Transcribe the entries exactly; images are not part of the copy.

* START *

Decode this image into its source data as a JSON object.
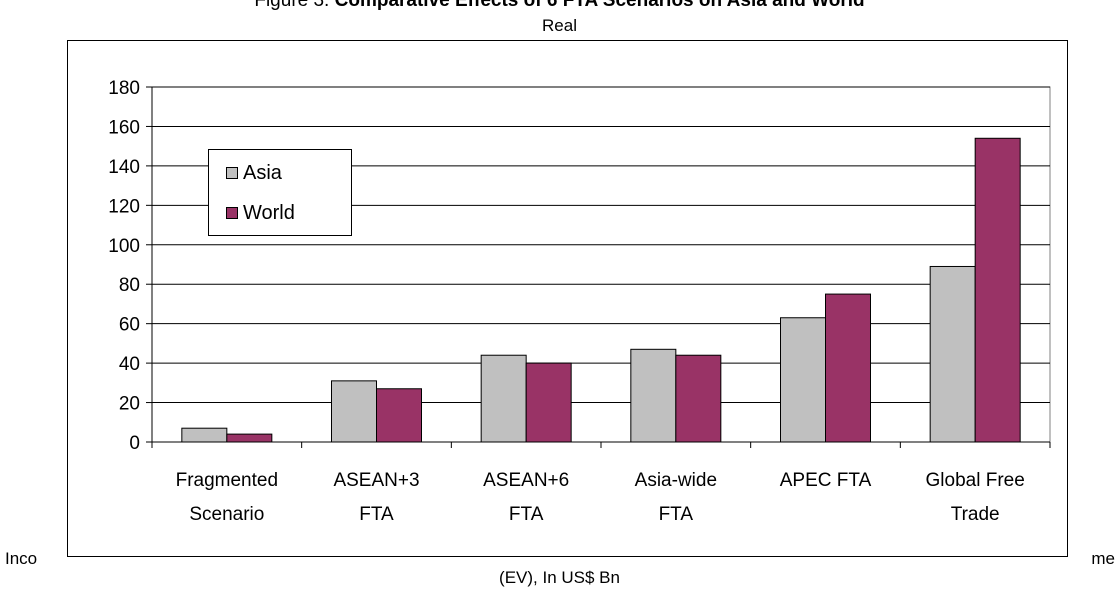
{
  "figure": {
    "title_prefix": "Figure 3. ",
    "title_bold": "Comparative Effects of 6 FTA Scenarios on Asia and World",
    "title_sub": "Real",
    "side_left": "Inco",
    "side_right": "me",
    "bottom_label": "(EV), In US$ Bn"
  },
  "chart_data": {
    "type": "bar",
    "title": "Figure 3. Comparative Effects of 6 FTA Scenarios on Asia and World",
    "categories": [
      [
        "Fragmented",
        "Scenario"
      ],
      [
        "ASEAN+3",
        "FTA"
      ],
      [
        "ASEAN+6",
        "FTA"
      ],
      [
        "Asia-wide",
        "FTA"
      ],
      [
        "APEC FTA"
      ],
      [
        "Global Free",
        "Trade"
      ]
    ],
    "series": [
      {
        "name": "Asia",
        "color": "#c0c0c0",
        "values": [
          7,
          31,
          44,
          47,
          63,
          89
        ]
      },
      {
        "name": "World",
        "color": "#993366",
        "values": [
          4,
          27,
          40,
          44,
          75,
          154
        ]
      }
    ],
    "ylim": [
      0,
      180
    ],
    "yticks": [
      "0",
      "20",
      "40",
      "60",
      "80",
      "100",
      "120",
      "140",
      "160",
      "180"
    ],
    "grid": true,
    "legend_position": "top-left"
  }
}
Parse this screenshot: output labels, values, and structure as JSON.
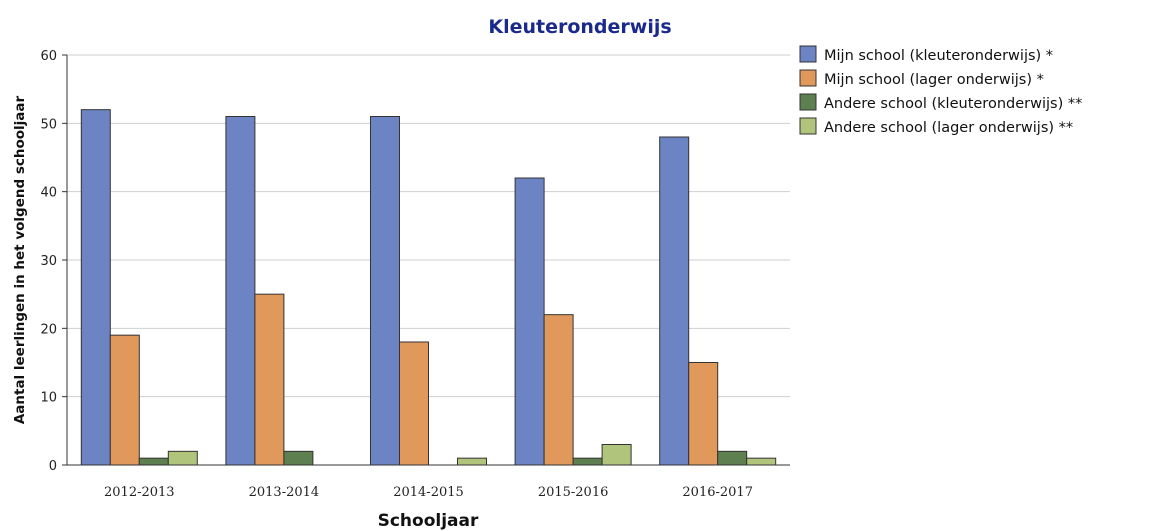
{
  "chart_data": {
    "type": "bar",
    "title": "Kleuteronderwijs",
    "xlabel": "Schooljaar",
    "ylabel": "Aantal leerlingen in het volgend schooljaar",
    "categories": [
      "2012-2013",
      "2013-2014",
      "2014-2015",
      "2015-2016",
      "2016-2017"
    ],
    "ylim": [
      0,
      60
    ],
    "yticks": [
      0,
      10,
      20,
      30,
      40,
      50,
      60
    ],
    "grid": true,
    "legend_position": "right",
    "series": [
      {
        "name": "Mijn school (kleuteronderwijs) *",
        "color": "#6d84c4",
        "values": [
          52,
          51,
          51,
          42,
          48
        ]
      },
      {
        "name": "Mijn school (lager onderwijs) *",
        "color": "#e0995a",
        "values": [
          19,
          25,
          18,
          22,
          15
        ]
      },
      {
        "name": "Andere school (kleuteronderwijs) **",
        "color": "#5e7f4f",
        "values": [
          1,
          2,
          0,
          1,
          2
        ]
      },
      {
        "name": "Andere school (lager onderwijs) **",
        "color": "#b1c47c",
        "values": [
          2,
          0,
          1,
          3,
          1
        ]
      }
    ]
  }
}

* END *

Solution below =>
Decode this image into its source data as a JSON object.
{
  "figure": {
    "title_prefix": "Figure 3. ",
    "title_bold": "Comparative Effects of 6 FTA Scenarios on Asia and World",
    "title_sub": "Real",
    "side_left": "Inco",
    "side_right": "me",
    "bottom_label": "(EV), In US$ Bn"
  },
  "chart_data": {
    "type": "bar",
    "title": "Figure 3. Comparative Effects of 6 FTA Scenarios on Asia and World",
    "categories": [
      [
        "Fragmented",
        "Scenario"
      ],
      [
        "ASEAN+3",
        "FTA"
      ],
      [
        "ASEAN+6",
        "FTA"
      ],
      [
        "Asia-wide",
        "FTA"
      ],
      [
        "APEC FTA"
      ],
      [
        "Global Free",
        "Trade"
      ]
    ],
    "series": [
      {
        "name": "Asia",
        "color": "#c0c0c0",
        "values": [
          7,
          31,
          44,
          47,
          63,
          89
        ]
      },
      {
        "name": "World",
        "color": "#993366",
        "values": [
          4,
          27,
          40,
          44,
          75,
          154
        ]
      }
    ],
    "ylim": [
      0,
      180
    ],
    "yticks": [
      "0",
      "20",
      "40",
      "60",
      "80",
      "100",
      "120",
      "140",
      "160",
      "180"
    ],
    "grid": true,
    "legend_position": "top-left"
  }
}
Parse this screenshot: output labels, values, and structure as JSON.
{
  "chart_data": {
    "type": "bar",
    "title": "Kleuteronderwijs",
    "xlabel": "Schooljaar",
    "ylabel": "Aantal leerlingen in het volgend schooljaar",
    "categories": [
      "2012-2013",
      "2013-2014",
      "2014-2015",
      "2015-2016",
      "2016-2017"
    ],
    "ylim": [
      0,
      60
    ],
    "yticks": [
      0,
      10,
      20,
      30,
      40,
      50,
      60
    ],
    "grid": true,
    "legend_position": "right",
    "series": [
      {
        "name": "Mijn school (kleuteronderwijs) *",
        "color": "#6d84c4",
        "values": [
          52,
          51,
          51,
          42,
          48
        ]
      },
      {
        "name": "Mijn school (lager onderwijs) *",
        "color": "#e0995a",
        "values": [
          19,
          25,
          18,
          22,
          15
        ]
      },
      {
        "name": "Andere school (kleuteronderwijs) **",
        "color": "#5e7f4f",
        "values": [
          1,
          2,
          0,
          1,
          2
        ]
      },
      {
        "name": "Andere school (lager onderwijs) **",
        "color": "#b1c47c",
        "values": [
          2,
          0,
          1,
          3,
          1
        ]
      }
    ]
  }
}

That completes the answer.